SHORT PROBLEM: Each entry should be quoted word for word, including every mark of punctuation.

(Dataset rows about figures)
"""

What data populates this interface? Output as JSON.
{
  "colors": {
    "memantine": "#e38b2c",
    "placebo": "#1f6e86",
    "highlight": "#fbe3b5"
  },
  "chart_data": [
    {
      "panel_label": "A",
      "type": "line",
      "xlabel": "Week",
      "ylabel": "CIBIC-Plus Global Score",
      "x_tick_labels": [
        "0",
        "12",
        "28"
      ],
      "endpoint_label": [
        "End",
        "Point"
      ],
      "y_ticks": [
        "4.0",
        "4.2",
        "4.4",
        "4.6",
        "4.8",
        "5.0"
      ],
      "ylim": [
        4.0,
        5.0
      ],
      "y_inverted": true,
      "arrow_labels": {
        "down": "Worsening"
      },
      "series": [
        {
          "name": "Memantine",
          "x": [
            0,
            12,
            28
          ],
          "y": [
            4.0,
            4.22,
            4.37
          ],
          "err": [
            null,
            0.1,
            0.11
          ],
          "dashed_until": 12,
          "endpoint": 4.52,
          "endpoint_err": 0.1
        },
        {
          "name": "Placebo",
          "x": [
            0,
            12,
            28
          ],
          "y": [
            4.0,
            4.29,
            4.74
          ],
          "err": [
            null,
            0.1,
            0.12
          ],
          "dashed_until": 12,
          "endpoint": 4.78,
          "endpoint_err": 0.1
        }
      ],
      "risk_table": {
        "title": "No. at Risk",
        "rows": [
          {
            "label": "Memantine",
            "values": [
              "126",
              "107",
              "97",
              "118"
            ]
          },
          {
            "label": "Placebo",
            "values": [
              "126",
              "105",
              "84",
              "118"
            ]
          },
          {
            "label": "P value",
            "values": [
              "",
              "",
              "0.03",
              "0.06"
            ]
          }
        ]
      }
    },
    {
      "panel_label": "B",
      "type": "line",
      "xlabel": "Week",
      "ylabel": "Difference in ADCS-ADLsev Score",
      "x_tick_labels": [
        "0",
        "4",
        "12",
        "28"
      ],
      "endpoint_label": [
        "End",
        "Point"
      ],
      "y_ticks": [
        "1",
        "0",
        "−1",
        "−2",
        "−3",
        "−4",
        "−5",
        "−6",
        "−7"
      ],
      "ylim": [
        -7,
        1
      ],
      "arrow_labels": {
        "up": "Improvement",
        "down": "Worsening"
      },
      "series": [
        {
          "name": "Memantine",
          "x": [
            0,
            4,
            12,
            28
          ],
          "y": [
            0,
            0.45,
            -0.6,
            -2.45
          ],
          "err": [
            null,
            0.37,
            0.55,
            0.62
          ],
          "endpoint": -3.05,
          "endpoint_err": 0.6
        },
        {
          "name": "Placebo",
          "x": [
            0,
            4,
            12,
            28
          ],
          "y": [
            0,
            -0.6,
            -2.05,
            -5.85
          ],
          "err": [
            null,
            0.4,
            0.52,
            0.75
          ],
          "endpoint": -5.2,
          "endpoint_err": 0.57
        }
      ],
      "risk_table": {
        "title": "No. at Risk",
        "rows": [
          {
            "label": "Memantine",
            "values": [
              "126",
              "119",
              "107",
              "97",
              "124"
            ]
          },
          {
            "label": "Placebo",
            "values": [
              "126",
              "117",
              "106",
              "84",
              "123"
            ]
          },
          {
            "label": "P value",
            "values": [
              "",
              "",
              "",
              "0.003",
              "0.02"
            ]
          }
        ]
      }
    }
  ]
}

"""

FINISHED TASK:
What data populates this interface? Output as JSON.
{
  "colors": {
    "memantine": "#e38b2c",
    "placebo": "#1f6e86",
    "highlight": "#fbe3b5"
  },
  "chart_data": [
    {
      "panel_label": "A",
      "type": "line",
      "xlabel": "Week",
      "ylabel": "CIBIC-Plus Global Score",
      "x_tick_labels": [
        "0",
        "12",
        "28"
      ],
      "endpoint_label": [
        "End",
        "Point"
      ],
      "y_ticks": [
        "4.0",
        "4.2",
        "4.4",
        "4.6",
        "4.8",
        "5.0"
      ],
      "ylim": [
        4.0,
        5.0
      ],
      "y_inverted": true,
      "arrow_labels": {
        "down": "Worsening"
      },
      "series": [
        {
          "name": "Memantine",
          "x": [
            0,
            12,
            28
          ],
          "y": [
            4.0,
            4.22,
            4.37
          ],
          "err": [
            null,
            0.1,
            0.11
          ],
          "dashed_until": 12,
          "endpoint": 4.52,
          "endpoint_err": 0.1
        },
        {
          "name": "Placebo",
          "x": [
            0,
            12,
            28
          ],
          "y": [
            4.0,
            4.29,
            4.74
          ],
          "err": [
            null,
            0.1,
            0.12
          ],
          "dashed_until": 12,
          "endpoint": 4.78,
          "endpoint_err": 0.1
        }
      ],
      "risk_table": {
        "title": "No. at Risk",
        "rows": [
          {
            "label": "Memantine",
            "values": [
              "126",
              "107",
              "97",
              "118"
            ]
          },
          {
            "label": "Placebo",
            "values": [
              "126",
              "105",
              "84",
              "118"
            ]
          },
          {
            "label": "P value",
            "values": [
              "",
              "",
              "0.03",
              "0.06"
            ]
          }
        ]
      }
    },
    {
      "panel_label": "B",
      "type": "line",
      "xlabel": "Week",
      "ylabel": "Difference in ADCS-ADLsev Score",
      "x_tick_labels": [
        "0",
        "4",
        "12",
        "28"
      ],
      "endpoint_label": [
        "End",
        "Point"
      ],
      "y_ticks": [
        "1",
        "0",
        "−1",
        "−2",
        "−3",
        "−4",
        "−5",
        "−6",
        "−7"
      ],
      "ylim": [
        -7,
        1
      ],
      "arrow_labels": {
        "up": "Improvement",
        "down": "Worsening"
      },
      "series": [
        {
          "name": "Memantine",
          "x": [
            0,
            4,
            12,
            28
          ],
          "y": [
            0,
            0.45,
            -0.6,
            -2.45
          ],
          "err": [
            null,
            0.37,
            0.55,
            0.62
          ],
          "endpoint": -3.05,
          "endpoint_err": 0.6
        },
        {
          "name": "Placebo",
          "x": [
            0,
            4,
            12,
            28
          ],
          "y": [
            0,
            -0.6,
            -2.05,
            -5.85
          ],
          "err": [
            null,
            0.4,
            0.52,
            0.75
          ],
          "endpoint": -5.2,
          "endpoint_err": 0.57
        }
      ],
      "risk_table": {
        "title": "No. at Risk",
        "rows": [
          {
            "label": "Memantine",
            "values": [
              "126",
              "119",
              "107",
              "97",
              "124"
            ]
          },
          {
            "label": "Placebo",
            "values": [
              "126",
              "117",
              "106",
              "84",
              "123"
            ]
          },
          {
            "label": "P value",
            "values": [
              "",
              "",
              "",
              "0.003",
              "0.02"
            ]
          }
        ]
      }
    }
  ]
}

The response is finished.